# [Requirements]
Word for word, restate every line of the listing that follows.

# [Data in this exercise]
──────

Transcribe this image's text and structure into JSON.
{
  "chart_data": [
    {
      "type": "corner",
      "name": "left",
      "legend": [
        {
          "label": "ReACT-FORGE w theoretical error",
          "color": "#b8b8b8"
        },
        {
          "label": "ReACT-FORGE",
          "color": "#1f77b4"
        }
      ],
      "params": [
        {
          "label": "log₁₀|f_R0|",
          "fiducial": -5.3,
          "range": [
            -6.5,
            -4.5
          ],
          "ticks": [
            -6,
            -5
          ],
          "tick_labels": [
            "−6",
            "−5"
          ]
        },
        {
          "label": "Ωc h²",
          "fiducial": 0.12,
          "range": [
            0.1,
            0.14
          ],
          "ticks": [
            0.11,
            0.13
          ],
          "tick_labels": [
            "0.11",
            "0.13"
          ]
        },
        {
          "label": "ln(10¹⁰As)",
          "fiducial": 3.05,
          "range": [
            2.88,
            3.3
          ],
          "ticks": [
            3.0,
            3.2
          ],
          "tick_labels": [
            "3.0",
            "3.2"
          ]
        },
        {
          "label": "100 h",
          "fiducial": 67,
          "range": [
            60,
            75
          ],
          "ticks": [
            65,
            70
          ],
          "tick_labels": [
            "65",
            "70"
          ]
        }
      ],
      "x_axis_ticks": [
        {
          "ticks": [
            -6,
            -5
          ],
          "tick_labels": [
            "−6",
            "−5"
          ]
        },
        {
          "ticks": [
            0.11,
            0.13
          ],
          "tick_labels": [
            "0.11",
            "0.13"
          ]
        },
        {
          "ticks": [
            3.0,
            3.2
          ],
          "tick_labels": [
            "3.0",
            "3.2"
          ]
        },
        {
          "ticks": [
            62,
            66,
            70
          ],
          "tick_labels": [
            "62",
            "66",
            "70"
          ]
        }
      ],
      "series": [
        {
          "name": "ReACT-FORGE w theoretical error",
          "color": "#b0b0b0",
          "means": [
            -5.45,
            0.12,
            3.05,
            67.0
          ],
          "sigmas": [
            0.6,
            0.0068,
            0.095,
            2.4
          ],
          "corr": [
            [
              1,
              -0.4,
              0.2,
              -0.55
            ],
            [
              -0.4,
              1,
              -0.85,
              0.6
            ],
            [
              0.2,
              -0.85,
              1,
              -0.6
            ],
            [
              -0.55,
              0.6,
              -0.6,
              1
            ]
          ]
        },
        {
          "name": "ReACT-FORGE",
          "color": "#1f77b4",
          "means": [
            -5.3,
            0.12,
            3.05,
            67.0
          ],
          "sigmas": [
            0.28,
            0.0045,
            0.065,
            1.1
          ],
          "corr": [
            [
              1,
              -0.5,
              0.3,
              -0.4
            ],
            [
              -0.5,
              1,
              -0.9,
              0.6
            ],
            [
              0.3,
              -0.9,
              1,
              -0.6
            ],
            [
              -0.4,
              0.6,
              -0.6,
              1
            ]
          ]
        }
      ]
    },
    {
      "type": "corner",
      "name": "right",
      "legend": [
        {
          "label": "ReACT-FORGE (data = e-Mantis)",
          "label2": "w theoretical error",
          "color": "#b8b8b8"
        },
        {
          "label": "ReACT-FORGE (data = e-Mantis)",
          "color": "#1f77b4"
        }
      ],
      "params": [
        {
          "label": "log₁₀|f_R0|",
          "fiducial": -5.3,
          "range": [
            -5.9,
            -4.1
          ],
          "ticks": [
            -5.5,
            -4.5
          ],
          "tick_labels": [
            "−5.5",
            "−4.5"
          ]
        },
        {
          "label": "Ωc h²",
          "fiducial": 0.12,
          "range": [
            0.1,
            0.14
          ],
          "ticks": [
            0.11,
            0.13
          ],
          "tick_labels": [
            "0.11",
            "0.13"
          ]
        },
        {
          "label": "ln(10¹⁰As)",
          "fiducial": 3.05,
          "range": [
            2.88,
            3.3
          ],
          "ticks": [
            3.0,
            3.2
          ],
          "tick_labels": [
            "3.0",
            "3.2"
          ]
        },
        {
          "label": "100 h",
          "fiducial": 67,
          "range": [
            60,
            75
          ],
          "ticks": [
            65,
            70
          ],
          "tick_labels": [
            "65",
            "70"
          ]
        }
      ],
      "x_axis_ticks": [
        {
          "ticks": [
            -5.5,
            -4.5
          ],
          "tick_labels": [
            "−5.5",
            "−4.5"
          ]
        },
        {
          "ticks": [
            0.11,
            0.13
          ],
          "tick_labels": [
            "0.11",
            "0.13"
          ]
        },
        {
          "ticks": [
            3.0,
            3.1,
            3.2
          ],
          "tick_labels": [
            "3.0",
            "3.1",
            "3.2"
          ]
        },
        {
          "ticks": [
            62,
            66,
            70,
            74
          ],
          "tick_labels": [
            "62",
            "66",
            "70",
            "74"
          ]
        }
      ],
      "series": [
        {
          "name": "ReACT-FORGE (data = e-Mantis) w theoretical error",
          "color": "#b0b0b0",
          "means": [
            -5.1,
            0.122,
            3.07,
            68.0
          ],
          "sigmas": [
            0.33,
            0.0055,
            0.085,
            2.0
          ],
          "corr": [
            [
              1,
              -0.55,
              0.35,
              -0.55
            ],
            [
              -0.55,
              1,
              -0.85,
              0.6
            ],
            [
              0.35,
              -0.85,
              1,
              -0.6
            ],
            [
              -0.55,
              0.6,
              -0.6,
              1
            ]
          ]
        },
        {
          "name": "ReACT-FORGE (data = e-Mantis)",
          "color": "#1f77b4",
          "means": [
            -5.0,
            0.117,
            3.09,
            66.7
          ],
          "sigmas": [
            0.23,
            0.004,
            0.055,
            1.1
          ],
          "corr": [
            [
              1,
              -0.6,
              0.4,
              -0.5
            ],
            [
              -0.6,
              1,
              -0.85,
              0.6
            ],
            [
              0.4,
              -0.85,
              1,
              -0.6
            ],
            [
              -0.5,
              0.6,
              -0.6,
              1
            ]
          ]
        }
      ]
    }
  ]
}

──────

# [Answer for this exercise]
Transcribe this image's text and structure into JSON.
{
  "chart_data": [
    {
      "type": "corner",
      "name": "left",
      "legend": [
        {
          "label": "ReACT-FORGE w theoretical error",
          "color": "#b8b8b8"
        },
        {
          "label": "ReACT-FORGE",
          "color": "#1f77b4"
        }
      ],
      "params": [
        {
          "label": "log₁₀|f_R0|",
          "fiducial": -5.3,
          "range": [
            -6.5,
            -4.5
          ],
          "ticks": [
            -6,
            -5
          ],
          "tick_labels": [
            "−6",
            "−5"
          ]
        },
        {
          "label": "Ωc h²",
          "fiducial": 0.12,
          "range": [
            0.1,
            0.14
          ],
          "ticks": [
            0.11,
            0.13
          ],
          "tick_labels": [
            "0.11",
            "0.13"
          ]
        },
        {
          "label": "ln(10¹⁰As)",
          "fiducial": 3.05,
          "range": [
            2.88,
            3.3
          ],
          "ticks": [
            3.0,
            3.2
          ],
          "tick_labels": [
            "3.0",
            "3.2"
          ]
        },
        {
          "label": "100 h",
          "fiducial": 67,
          "range": [
            60,
            75
          ],
          "ticks": [
            65,
            70
          ],
          "tick_labels": [
            "65",
            "70"
          ]
        }
      ],
      "x_axis_ticks": [
        {
          "ticks": [
            -6,
            -5
          ],
          "tick_labels": [
            "−6",
            "−5"
          ]
        },
        {
          "ticks": [
            0.11,
            0.13
          ],
          "tick_labels": [
            "0.11",
            "0.13"
          ]
        },
        {
          "ticks": [
            3.0,
            3.2
          ],
          "tick_labels": [
            "3.0",
            "3.2"
          ]
        },
        {
          "ticks": [
            62,
            66,
            70
          ],
          "tick_labels": [
            "62",
            "66",
            "70"
          ]
        }
      ],
      "series": [
        {
          "name": "ReACT-FORGE w theoretical error",
          "color": "#b0b0b0",
          "means": [
            -5.45,
            0.12,
            3.05,
            67.0
          ],
          "sigmas": [
            0.6,
            0.0068,
            0.095,
            2.4
          ],
          "corr": [
            [
              1,
              -0.4,
              0.2,
              -0.55
            ],
            [
              -0.4,
              1,
              -0.85,
              0.6
            ],
            [
              0.2,
              -0.85,
              1,
              -0.6
            ],
            [
              -0.55,
              0.6,
              -0.6,
              1
            ]
          ]
        },
        {
          "name": "ReACT-FORGE",
          "color": "#1f77b4",
          "means": [
            -5.3,
            0.12,
            3.05,
            67.0
          ],
          "sigmas": [
            0.28,
            0.0045,
            0.065,
            1.1
          ],
          "corr": [
            [
              1,
              -0.5,
              0.3,
              -0.4
            ],
            [
              -0.5,
              1,
              -0.9,
              0.6
            ],
            [
              0.3,
              -0.9,
              1,
              -0.6
            ],
            [
              -0.4,
              0.6,
              -0.6,
              1
            ]
          ]
        }
      ]
    },
    {
      "type": "corner",
      "name": "right",
      "legend": [
        {
          "label": "ReACT-FORGE (data = e-Mantis)",
          "label2": "w theoretical error",
          "color": "#b8b8b8"
        },
        {
          "label": "ReACT-FORGE (data = e-Mantis)",
          "color": "#1f77b4"
        }
      ],
      "params": [
        {
          "label": "log₁₀|f_R0|",
          "fiducial": -5.3,
          "range": [
            -5.9,
            -4.1
          ],
          "ticks": [
            -5.5,
            -4.5
          ],
          "tick_labels": [
            "−5.5",
            "−4.5"
          ]
        },
        {
          "label": "Ωc h²",
          "fiducial": 0.12,
          "range": [
            0.1,
            0.14
          ],
          "ticks": [
            0.11,
            0.13
          ],
          "tick_labels": [
            "0.11",
            "0.13"
          ]
        },
        {
          "label": "ln(10¹⁰As)",
          "fiducial": 3.05,
          "range": [
            2.88,
            3.3
          ],
          "ticks": [
            3.0,
            3.2
          ],
          "tick_labels": [
            "3.0",
            "3.2"
          ]
        },
        {
          "label": "100 h",
          "fiducial": 67,
          "range": [
            60,
            75
          ],
          "ticks": [
            65,
            70
          ],
          "tick_labels": [
            "65",
            "70"
          ]
        }
      ],
      "x_axis_ticks": [
        {
          "ticks": [
            -5.5,
            -4.5
          ],
          "tick_labels": [
            "−5.5",
            "−4.5"
          ]
        },
        {
          "ticks": [
            0.11,
            0.13
          ],
          "tick_labels": [
            "0.11",
            "0.13"
          ]
        },
        {
          "ticks": [
            3.0,
            3.1,
            3.2
          ],
          "tick_labels": [
            "3.0",
            "3.1",
            "3.2"
          ]
        },
        {
          "ticks": [
            62,
            66,
            70,
            74
          ],
          "tick_labels": [
            "62",
            "66",
            "70",
            "74"
          ]
        }
      ],
      "series": [
        {
          "name": "ReACT-FORGE (data = e-Mantis) w theoretical error",
          "color": "#b0b0b0",
          "means": [
            -5.1,
            0.122,
            3.07,
            68.0
          ],
          "sigmas": [
            0.33,
            0.0055,
            0.085,
            2.0
          ],
          "corr": [
            [
              1,
              -0.55,
              0.35,
              -0.55
            ],
            [
              -0.55,
              1,
              -0.85,
              0.6
            ],
            [
              0.35,
              -0.85,
              1,
              -0.6
            ],
            [
              -0.55,
              0.6,
              -0.6,
              1
            ]
          ]
        },
        {
          "name": "ReACT-FORGE (data = e-Mantis)",
          "color": "#1f77b4",
          "means": [
            -5.0,
            0.117,
            3.09,
            66.7
          ],
          "sigmas": [
            0.23,
            0.004,
            0.055,
            1.1
          ],
          "corr": [
            [
              1,
              -0.6,
              0.4,
              -0.5
            ],
            [
              -0.6,
              1,
              -0.85,
              0.6
            ],
            [
              0.4,
              -0.85,
              1,
              -0.6
            ],
            [
              -0.5,
              0.6,
              -0.6,
              1
            ]
          ]
        }
      ]
    }
  ]
}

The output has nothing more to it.